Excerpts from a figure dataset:

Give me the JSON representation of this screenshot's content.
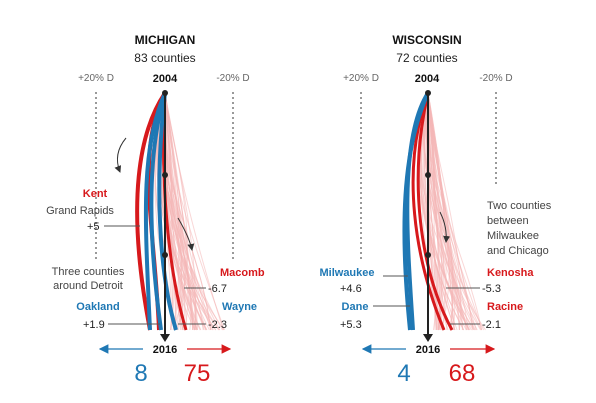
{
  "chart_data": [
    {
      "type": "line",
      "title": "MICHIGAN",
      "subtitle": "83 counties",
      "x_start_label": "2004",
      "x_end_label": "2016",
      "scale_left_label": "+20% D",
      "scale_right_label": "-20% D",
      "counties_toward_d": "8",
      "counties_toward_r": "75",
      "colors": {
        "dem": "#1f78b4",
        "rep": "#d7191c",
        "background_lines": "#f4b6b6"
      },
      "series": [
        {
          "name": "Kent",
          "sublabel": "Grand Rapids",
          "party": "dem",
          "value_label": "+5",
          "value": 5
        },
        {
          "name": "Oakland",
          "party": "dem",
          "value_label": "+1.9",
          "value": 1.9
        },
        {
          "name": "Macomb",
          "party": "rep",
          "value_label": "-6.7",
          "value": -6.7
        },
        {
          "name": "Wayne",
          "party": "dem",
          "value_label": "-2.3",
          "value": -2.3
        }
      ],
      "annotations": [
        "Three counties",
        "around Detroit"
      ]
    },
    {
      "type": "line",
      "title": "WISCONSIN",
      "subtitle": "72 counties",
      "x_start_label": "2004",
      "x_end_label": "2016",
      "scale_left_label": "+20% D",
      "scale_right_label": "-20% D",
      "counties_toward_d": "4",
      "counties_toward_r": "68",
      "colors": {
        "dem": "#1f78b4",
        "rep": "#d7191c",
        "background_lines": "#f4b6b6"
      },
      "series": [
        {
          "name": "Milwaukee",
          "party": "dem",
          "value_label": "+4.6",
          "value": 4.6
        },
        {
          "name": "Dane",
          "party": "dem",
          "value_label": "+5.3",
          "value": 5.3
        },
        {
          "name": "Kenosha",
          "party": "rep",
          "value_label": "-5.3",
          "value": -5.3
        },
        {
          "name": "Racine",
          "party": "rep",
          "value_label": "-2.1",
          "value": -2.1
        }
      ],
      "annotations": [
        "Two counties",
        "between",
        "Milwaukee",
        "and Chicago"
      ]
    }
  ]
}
...
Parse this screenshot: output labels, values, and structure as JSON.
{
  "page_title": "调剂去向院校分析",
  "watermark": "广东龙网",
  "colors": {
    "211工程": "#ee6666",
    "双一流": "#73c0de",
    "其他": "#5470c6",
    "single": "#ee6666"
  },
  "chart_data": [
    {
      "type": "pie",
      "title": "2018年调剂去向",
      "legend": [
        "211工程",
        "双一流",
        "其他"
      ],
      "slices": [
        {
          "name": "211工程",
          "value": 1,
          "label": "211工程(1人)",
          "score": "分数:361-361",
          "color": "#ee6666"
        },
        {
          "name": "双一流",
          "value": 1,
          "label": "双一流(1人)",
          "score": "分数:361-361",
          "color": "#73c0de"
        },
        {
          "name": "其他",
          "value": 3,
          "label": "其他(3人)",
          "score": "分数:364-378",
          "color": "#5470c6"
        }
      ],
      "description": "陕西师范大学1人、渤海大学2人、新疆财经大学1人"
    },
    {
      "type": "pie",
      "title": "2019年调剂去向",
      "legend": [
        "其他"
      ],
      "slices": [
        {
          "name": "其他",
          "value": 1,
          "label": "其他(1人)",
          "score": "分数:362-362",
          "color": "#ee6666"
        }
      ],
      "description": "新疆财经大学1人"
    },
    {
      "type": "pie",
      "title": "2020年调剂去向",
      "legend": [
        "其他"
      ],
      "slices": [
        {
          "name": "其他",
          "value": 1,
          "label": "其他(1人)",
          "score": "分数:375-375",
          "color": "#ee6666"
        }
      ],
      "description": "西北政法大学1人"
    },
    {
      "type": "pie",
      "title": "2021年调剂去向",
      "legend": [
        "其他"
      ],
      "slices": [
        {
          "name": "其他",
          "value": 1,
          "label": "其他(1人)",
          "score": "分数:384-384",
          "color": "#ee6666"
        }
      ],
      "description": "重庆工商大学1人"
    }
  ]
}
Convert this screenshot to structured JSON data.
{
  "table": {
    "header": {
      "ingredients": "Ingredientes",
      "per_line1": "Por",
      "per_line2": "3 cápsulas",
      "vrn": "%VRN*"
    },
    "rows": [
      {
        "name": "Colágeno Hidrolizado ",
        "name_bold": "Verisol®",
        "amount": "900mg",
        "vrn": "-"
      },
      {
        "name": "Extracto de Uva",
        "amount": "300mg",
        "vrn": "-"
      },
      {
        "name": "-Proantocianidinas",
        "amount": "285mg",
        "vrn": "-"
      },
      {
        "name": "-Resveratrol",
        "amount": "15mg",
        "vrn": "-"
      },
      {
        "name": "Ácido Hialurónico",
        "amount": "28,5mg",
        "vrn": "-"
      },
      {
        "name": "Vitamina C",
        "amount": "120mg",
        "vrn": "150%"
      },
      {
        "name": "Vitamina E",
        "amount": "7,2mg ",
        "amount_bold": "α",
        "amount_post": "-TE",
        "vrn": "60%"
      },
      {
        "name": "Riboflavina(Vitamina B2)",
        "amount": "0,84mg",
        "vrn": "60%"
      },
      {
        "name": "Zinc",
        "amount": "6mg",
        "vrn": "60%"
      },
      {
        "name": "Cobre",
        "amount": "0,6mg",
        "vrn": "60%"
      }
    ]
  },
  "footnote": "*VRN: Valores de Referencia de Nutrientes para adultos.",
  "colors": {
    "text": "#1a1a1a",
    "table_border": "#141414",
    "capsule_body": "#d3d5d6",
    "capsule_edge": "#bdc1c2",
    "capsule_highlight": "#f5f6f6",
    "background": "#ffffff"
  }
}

> Set task
From the records above, copy every line that holds the word "Vitamina".

> Exercise result
        "name": "Vitamina C",
        "name": "Vitamina E",
        "name": "Riboflavina(Vitamina B2)",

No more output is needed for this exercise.